INSTRUCTIONS FOR THE TASK: Lift every line from the entries that includes the word "this".

[Dataset rows about figures]
>> BEGIN
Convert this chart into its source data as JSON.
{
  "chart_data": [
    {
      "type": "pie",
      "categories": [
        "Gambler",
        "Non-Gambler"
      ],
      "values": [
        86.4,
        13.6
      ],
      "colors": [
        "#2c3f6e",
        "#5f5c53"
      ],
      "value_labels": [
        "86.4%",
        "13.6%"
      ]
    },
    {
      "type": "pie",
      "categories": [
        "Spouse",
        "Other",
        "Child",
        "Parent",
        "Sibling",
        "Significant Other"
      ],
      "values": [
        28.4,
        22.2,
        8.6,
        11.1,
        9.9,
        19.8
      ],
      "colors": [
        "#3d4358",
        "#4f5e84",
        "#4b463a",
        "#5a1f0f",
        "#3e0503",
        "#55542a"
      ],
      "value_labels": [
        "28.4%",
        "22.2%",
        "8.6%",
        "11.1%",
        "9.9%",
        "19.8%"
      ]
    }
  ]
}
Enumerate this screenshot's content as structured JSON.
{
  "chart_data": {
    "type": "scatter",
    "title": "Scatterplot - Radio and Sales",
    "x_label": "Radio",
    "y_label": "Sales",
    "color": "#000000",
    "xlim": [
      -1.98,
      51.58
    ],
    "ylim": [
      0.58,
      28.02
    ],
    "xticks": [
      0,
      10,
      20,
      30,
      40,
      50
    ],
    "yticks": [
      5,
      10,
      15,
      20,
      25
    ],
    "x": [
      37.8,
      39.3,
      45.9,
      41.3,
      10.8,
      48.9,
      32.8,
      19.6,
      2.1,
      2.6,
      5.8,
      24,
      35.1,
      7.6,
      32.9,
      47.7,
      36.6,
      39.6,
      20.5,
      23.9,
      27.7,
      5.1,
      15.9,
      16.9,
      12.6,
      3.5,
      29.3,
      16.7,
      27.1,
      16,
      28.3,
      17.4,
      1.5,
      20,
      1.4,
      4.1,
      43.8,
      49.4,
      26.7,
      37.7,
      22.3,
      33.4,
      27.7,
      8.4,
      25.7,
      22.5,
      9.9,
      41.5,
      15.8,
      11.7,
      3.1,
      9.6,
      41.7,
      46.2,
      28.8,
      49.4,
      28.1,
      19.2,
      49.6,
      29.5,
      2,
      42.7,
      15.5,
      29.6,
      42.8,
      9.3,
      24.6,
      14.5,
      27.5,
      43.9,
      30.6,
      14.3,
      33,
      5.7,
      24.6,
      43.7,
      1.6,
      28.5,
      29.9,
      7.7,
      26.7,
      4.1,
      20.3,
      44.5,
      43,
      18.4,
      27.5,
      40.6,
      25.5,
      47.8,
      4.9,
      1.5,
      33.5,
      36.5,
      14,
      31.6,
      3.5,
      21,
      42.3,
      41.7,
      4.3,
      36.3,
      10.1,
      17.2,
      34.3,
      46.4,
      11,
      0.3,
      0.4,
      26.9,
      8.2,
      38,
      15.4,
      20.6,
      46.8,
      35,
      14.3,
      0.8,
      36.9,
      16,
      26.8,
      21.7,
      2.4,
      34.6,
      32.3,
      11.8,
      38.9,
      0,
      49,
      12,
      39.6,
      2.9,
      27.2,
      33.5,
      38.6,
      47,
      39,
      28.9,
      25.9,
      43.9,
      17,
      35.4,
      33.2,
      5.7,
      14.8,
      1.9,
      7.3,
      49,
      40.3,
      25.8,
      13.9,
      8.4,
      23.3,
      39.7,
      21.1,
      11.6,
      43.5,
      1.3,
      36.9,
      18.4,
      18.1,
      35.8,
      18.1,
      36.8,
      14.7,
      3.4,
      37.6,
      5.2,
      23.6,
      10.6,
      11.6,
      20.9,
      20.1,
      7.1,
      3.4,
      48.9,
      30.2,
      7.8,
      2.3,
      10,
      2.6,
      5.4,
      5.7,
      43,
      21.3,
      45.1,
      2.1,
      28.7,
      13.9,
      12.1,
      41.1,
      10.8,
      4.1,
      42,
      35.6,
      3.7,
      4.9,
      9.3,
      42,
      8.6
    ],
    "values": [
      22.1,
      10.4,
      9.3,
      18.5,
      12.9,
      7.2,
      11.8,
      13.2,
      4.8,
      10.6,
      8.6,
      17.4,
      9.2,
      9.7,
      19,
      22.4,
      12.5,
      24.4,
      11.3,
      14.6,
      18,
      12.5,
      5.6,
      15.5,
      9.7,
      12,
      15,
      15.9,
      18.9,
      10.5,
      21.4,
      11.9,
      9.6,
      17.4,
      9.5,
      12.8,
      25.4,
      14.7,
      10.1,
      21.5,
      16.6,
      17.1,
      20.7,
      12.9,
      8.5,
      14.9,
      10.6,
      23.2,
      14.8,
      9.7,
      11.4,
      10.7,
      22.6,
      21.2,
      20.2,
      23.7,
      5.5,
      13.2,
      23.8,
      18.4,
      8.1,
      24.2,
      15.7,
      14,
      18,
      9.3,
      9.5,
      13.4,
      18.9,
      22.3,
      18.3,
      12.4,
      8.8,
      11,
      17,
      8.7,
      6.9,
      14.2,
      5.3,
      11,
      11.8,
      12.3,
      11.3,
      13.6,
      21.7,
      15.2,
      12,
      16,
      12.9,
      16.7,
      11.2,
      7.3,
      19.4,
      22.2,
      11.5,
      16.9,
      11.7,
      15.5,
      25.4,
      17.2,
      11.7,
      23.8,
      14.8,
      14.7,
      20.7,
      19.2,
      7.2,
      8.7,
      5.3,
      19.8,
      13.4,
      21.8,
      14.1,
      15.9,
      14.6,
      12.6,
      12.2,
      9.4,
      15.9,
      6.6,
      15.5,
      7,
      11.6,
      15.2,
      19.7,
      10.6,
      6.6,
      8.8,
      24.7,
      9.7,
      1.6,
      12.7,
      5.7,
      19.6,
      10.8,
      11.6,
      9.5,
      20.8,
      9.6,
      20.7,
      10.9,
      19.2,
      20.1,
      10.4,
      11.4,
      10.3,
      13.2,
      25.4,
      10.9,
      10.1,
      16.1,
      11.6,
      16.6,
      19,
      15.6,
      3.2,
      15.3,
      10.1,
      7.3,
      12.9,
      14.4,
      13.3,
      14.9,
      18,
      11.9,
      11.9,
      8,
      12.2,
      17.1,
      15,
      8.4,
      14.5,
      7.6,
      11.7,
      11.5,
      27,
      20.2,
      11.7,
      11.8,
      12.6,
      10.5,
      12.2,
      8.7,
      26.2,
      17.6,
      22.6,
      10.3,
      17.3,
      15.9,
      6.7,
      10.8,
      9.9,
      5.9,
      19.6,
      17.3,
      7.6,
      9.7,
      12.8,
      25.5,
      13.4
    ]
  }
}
>> END
ANSWER:
Convert this chart into its source data as JSON.
Enumerate this screenshot's content as structured JSON.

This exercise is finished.